## Your goal:
Go through the listing and pick out each line with the word "this" in it.

BEGIN Records for the exercise

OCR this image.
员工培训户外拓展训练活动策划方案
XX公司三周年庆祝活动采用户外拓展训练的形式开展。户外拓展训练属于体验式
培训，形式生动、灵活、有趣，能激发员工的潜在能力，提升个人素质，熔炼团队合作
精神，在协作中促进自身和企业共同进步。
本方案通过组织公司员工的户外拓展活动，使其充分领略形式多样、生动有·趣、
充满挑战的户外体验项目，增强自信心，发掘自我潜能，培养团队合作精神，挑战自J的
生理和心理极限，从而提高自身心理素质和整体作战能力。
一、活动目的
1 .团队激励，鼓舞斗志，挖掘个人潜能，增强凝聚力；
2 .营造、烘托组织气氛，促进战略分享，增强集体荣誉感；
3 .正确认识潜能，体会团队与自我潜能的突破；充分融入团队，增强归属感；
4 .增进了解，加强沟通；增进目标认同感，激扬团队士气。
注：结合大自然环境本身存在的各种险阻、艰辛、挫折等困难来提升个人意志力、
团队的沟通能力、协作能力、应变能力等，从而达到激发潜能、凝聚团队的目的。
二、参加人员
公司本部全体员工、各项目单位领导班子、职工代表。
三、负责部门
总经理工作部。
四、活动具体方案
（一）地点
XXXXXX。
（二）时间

END Records for the exercise
BEGIN Records for the exercise

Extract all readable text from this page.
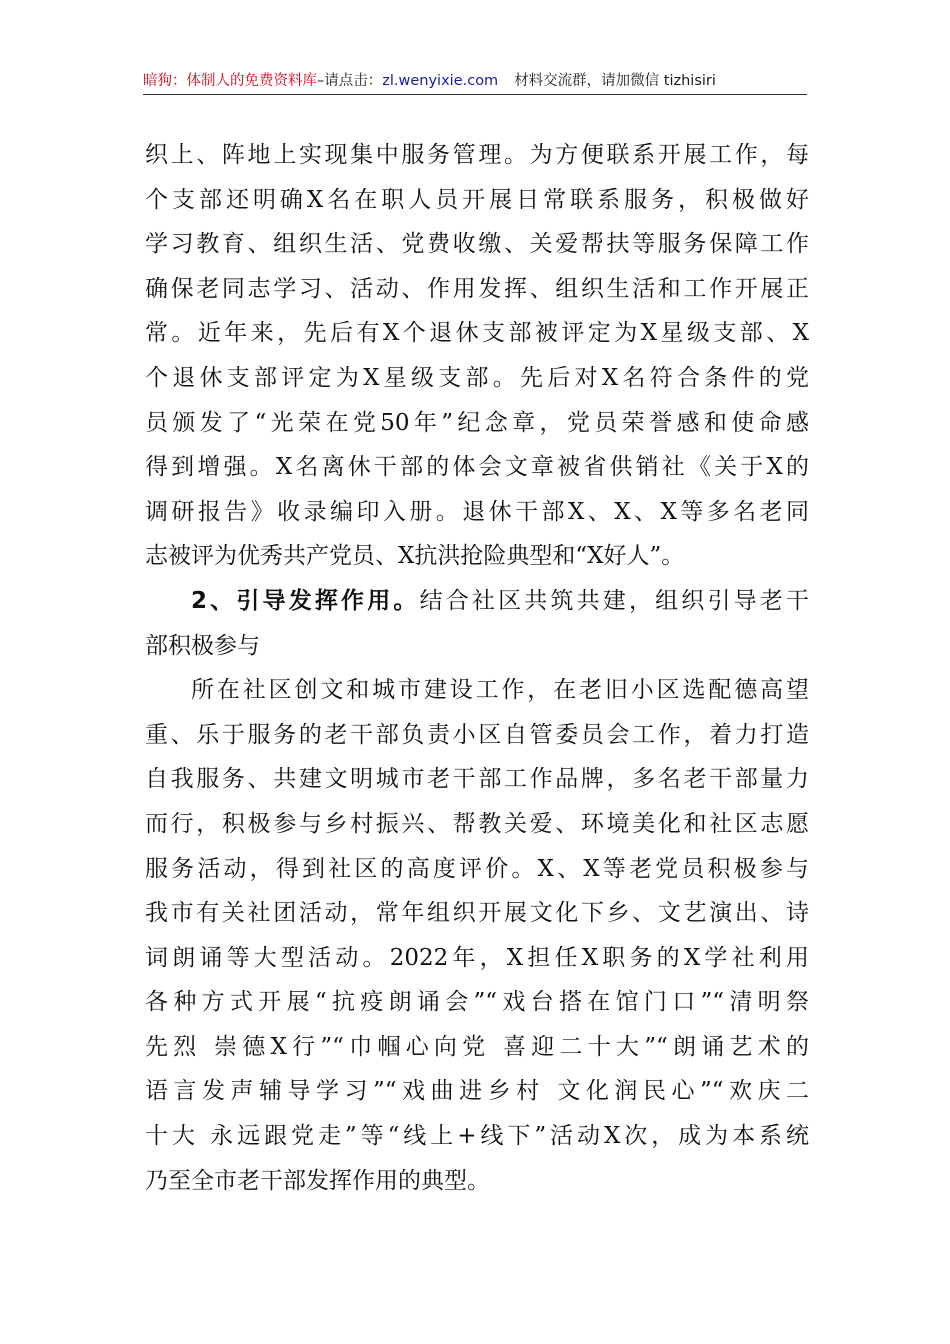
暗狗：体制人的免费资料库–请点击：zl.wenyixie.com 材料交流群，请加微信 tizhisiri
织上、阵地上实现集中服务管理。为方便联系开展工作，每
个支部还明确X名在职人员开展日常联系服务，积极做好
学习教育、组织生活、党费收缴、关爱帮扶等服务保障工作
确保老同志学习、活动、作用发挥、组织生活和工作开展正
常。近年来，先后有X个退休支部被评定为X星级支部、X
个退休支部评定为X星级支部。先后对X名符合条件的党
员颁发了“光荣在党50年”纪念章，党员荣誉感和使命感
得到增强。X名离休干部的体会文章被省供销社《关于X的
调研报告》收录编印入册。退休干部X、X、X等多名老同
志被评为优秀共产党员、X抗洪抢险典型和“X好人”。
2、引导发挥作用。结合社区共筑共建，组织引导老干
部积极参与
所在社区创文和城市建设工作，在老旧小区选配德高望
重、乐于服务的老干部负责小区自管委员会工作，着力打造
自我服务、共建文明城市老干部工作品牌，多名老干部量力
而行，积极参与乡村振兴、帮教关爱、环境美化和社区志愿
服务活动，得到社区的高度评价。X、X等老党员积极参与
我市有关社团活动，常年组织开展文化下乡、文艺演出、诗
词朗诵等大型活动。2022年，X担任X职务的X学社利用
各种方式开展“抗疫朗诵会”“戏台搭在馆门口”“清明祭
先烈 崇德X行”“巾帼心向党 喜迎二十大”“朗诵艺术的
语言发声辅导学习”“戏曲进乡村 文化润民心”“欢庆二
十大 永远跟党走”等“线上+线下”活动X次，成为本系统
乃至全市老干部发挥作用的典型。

END Records for the exercise

## Output below:
OCR this image.
Extract all readable text from this page.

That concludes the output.